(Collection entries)
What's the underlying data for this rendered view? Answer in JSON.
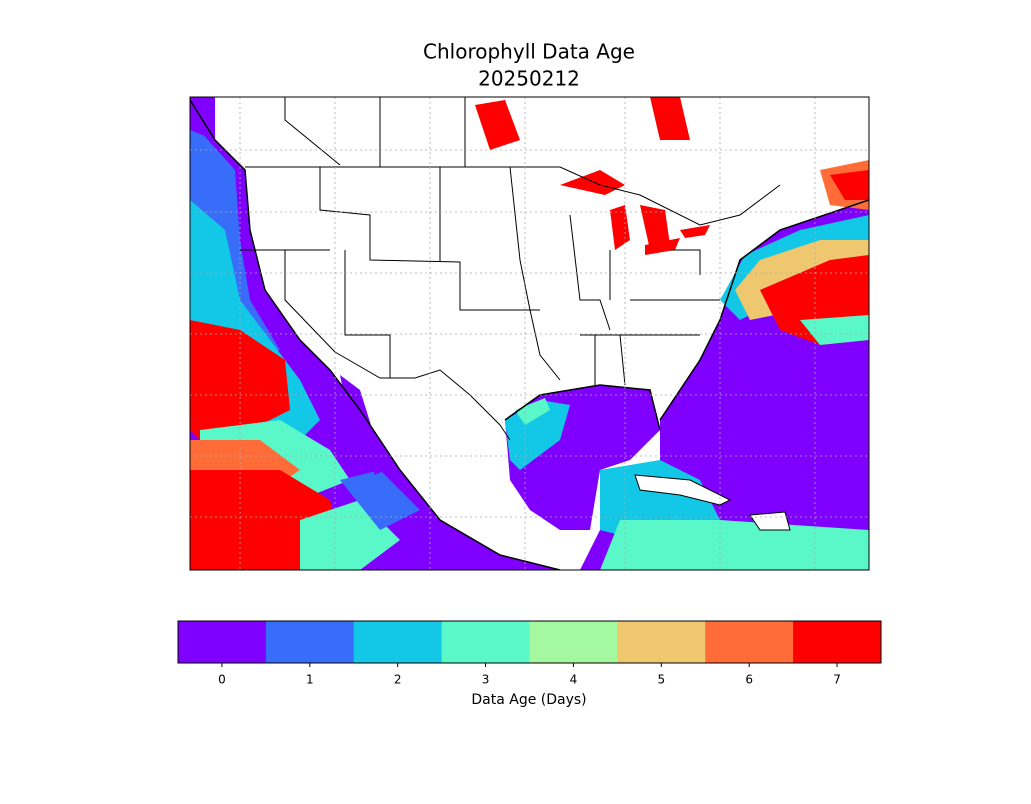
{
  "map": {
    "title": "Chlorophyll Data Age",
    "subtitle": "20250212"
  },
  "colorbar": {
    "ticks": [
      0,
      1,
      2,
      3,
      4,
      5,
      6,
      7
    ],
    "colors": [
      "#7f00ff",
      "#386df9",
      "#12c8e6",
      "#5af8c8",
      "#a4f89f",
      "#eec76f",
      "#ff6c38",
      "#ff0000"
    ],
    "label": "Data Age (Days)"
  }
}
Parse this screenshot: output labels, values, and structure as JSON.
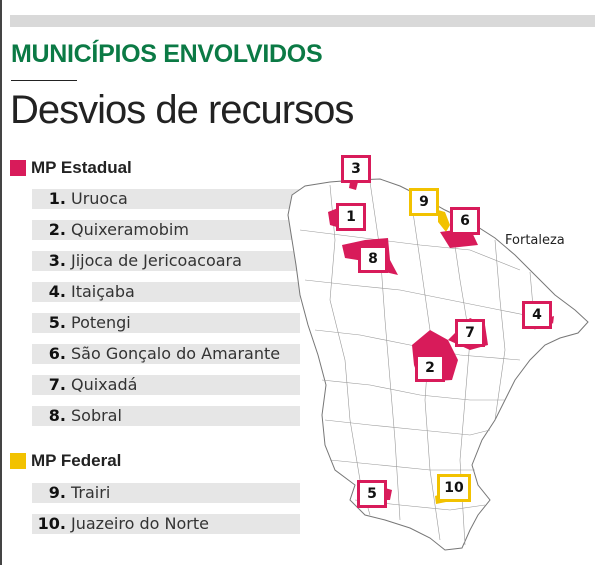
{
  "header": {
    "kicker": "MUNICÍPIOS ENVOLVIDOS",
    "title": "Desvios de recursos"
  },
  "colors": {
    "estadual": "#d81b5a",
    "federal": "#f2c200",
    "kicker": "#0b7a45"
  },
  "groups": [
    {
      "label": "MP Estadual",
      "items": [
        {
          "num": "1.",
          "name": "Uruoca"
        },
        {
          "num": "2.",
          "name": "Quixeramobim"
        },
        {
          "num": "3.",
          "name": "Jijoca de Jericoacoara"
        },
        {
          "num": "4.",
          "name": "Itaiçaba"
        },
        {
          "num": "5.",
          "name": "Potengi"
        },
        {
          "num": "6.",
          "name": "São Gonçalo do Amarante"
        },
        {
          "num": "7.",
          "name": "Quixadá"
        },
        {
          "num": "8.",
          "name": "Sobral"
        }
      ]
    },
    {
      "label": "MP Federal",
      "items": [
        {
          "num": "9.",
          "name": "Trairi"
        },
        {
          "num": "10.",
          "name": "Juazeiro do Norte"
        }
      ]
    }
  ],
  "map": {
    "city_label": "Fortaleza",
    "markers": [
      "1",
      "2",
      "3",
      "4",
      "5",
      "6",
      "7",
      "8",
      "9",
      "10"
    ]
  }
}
...
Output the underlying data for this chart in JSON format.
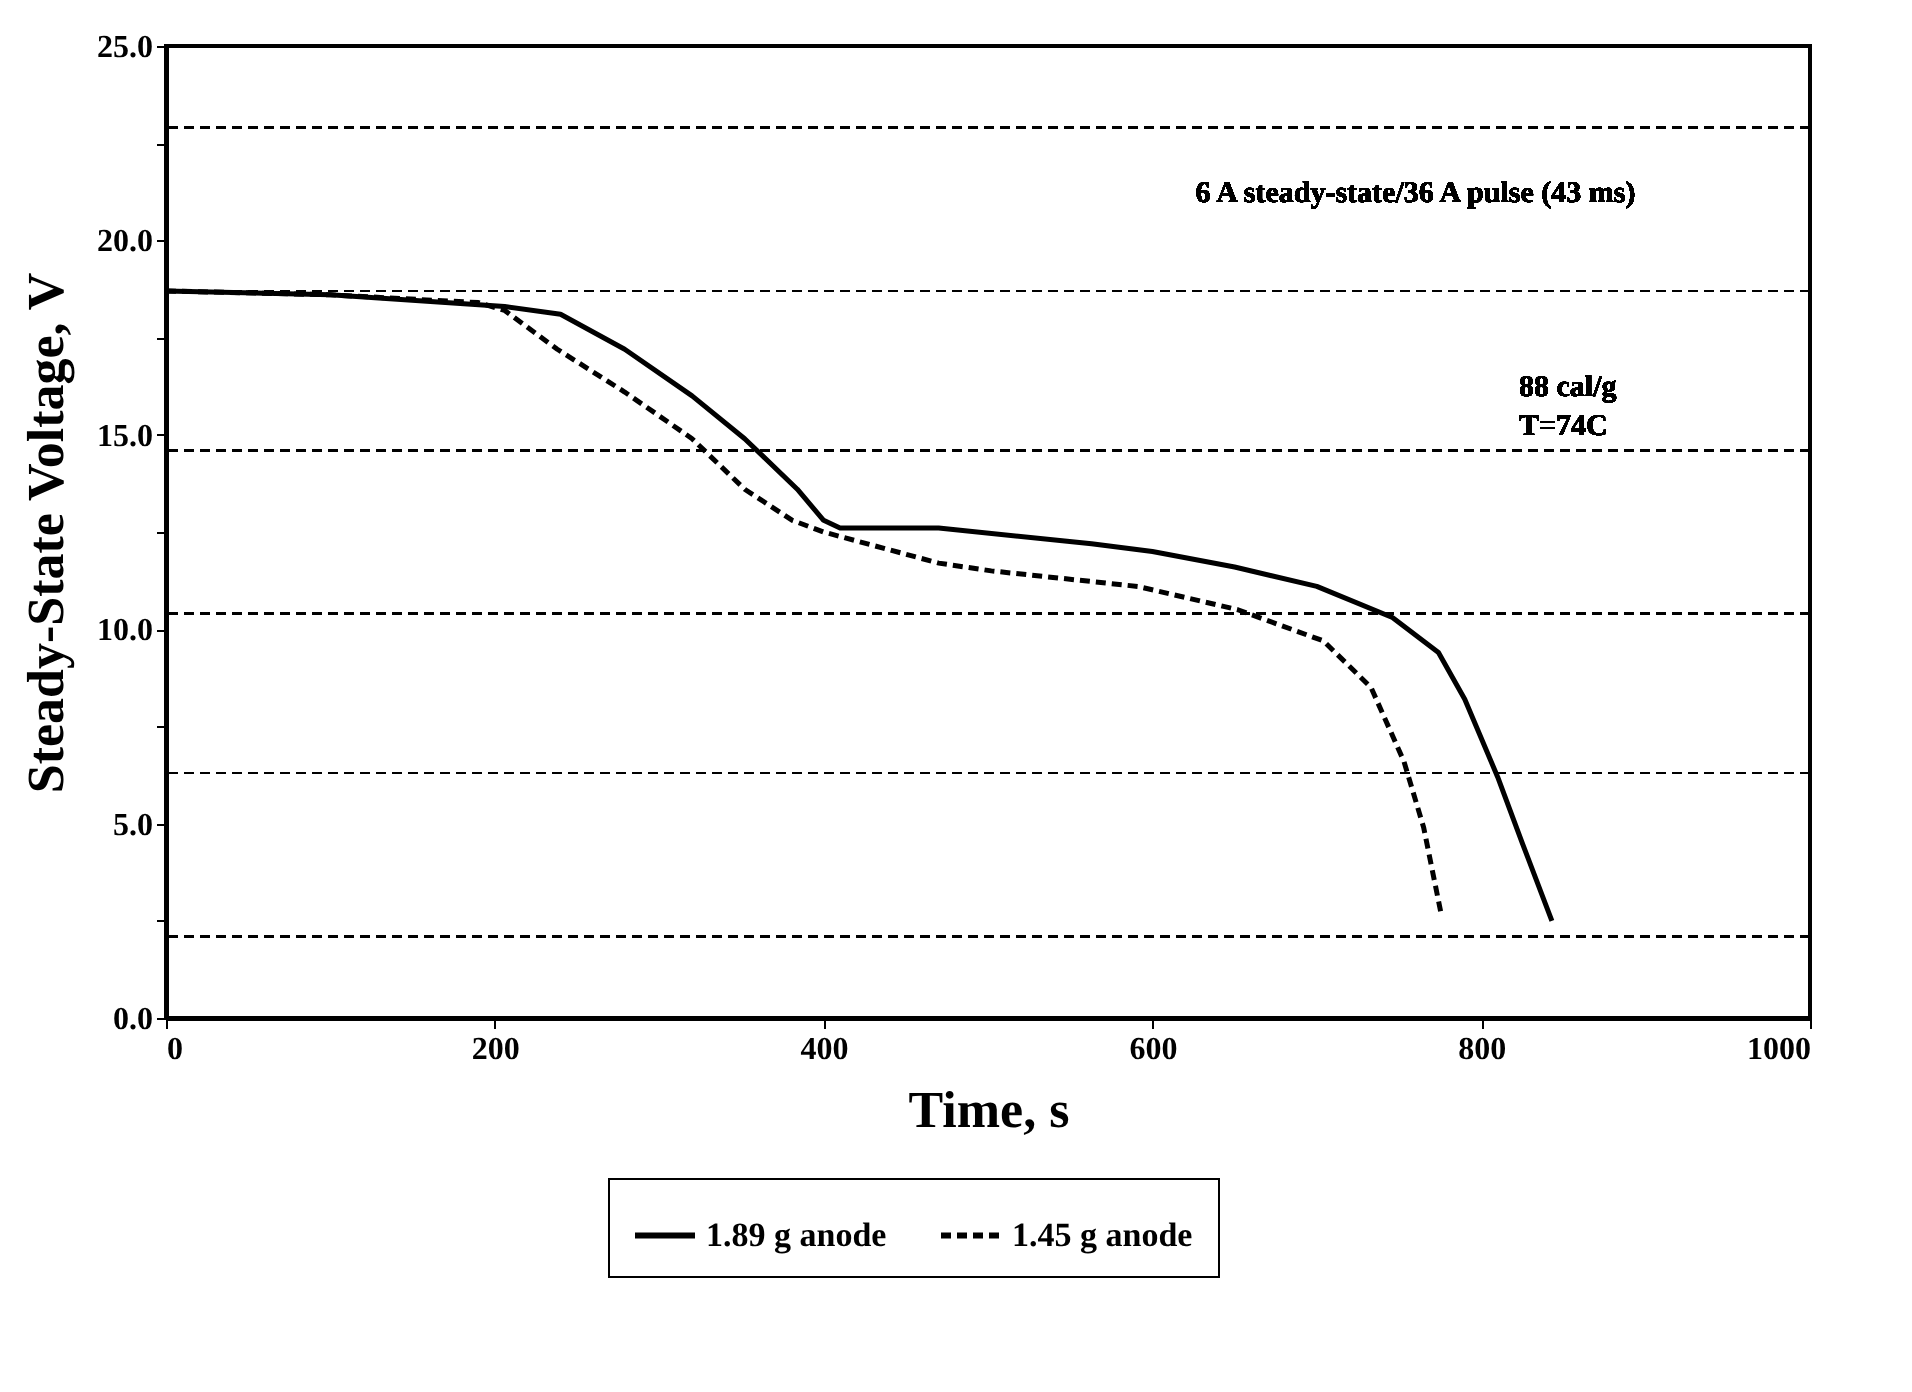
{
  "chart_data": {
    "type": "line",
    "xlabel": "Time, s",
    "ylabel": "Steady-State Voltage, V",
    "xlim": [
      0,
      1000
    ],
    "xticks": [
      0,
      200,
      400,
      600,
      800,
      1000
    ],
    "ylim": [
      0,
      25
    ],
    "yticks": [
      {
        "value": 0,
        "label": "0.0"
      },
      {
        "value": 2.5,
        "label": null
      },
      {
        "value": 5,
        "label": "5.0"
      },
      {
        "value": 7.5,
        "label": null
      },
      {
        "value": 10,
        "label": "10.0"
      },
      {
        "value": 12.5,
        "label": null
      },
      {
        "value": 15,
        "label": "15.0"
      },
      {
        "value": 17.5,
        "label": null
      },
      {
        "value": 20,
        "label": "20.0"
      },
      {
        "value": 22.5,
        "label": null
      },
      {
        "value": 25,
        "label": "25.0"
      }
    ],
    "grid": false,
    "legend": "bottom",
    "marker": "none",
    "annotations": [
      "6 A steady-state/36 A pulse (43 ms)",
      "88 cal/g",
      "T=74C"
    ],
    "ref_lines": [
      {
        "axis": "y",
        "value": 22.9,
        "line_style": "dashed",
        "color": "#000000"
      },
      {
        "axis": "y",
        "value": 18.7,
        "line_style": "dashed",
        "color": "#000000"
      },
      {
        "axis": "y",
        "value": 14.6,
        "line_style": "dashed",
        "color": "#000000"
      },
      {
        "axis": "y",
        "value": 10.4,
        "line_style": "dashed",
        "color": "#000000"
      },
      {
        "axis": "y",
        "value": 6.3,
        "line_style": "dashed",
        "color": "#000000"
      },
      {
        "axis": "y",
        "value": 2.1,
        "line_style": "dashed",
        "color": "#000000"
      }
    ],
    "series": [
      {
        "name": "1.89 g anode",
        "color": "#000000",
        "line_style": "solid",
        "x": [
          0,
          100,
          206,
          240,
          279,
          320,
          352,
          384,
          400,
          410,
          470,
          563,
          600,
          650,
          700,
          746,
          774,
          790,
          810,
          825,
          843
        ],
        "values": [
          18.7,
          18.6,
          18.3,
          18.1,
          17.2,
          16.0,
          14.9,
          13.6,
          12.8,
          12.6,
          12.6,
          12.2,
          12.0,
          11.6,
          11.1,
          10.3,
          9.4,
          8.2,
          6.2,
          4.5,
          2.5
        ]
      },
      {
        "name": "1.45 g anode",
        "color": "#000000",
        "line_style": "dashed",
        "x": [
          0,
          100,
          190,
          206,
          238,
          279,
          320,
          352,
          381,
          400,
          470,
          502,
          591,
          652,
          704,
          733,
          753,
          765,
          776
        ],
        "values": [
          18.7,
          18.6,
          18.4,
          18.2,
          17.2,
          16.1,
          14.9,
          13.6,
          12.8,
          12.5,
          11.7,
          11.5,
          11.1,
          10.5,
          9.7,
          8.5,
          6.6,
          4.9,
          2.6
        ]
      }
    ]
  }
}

TASK BRIEF: Give only the count of lines in which the string "this" appears.

WRITTEN SOLUTION: 3